▶ _AVAILABLE DATA_
-- begin --

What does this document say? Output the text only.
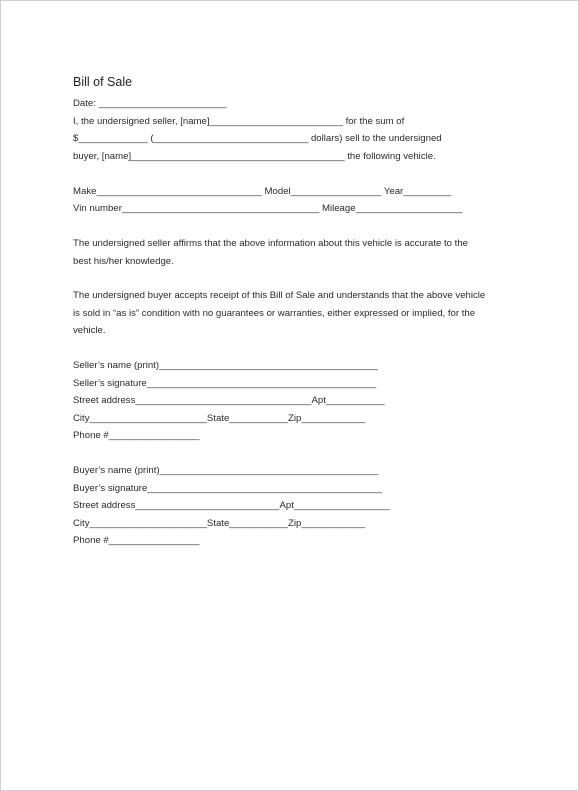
Bill of Sale
Date: ________________________
I, the undersigned seller, [name]_________________________ for the sum of
$_____________ (_____________________________ dollars) sell to the undersigned
buyer, [name]________________________________________ the following vehicle.
Make_______________________________ Model_________________ Year_________
Vin number_____________________________________ Mileage____________________
The undersigned seller affirms that the above information about this vehicle is accurate to the
best his/her knowledge.
The undersigned buyer accepts receipt of this Bill of Sale and understands that the above vehicle
is sold in “as is” condition with no guarantees or warranties, either expressed or implied, for the
vehicle.
Seller’s name (print)_________________________________________
Seller’s signature___________________________________________
Street address_________________________________Apt___________
City______________________State___________Zip____________
Phone #_________________
Buyer’s name (print)_________________________________________
Buyer’s signature____________________________________________
Street address___________________________Apt__________________
City______________________State___________Zip____________
Phone #_________________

-- end --

▶ _WORK REQUIRED_
Looking at the records above, count the lines where the word "that" appears. State only the number.

▶ _CORRECT RESPONSE_
2